[Exercise details] Look for "waist" in each line of the entries, and return the matching lines.

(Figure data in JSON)
··········

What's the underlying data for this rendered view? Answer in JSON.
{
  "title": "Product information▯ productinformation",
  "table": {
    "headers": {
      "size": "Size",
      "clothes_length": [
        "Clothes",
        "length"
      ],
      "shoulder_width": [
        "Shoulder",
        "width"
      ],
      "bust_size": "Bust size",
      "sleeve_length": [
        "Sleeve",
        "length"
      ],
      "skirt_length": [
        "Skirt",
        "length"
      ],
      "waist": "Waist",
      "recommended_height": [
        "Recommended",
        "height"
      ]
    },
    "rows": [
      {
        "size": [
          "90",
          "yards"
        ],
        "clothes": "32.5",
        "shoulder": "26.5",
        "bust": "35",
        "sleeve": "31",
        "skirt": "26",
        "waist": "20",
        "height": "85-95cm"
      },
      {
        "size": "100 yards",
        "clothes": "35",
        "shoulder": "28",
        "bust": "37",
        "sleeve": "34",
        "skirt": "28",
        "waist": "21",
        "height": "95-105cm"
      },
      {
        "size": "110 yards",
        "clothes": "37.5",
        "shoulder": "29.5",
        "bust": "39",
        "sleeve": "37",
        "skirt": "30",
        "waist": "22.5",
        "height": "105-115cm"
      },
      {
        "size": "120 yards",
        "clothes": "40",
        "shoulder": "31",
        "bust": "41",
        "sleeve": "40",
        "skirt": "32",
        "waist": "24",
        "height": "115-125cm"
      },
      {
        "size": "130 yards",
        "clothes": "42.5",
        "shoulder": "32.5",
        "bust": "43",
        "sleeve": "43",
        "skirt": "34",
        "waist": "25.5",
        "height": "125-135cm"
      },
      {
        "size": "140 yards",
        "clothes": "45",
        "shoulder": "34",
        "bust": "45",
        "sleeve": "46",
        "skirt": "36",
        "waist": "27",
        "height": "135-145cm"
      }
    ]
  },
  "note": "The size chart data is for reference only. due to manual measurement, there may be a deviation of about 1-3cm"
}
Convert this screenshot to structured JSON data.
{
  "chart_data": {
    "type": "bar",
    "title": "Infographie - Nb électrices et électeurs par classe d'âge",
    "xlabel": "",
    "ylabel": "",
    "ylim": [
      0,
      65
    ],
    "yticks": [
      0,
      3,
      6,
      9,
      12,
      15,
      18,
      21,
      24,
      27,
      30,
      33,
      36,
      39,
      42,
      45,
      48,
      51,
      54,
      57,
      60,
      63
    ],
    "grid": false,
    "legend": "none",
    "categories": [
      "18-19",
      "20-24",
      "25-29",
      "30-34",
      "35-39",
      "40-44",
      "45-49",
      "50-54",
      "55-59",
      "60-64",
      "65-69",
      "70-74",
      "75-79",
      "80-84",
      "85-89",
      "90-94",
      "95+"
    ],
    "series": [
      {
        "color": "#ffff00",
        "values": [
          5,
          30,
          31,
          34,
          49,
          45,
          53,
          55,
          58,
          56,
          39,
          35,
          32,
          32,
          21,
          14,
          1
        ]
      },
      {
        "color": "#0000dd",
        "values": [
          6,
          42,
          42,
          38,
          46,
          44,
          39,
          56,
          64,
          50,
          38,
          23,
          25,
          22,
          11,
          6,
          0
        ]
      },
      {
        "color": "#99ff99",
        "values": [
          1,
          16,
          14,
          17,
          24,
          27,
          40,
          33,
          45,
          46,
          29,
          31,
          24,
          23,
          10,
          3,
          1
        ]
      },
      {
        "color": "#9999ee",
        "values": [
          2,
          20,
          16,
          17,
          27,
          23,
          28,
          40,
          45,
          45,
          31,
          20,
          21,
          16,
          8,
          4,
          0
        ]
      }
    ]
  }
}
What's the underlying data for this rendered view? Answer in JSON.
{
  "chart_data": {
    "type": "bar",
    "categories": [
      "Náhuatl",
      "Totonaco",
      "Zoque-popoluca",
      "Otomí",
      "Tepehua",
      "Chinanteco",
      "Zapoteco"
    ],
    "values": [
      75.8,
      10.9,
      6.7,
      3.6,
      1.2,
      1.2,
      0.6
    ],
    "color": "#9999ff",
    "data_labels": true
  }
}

··········

[Answer for the task]
      "waist": "Waist",
        "waist": "20",
        "waist": "21",
        "waist": "22.5",
        "waist": "24",
        "waist": "25.5",
        "waist": "27",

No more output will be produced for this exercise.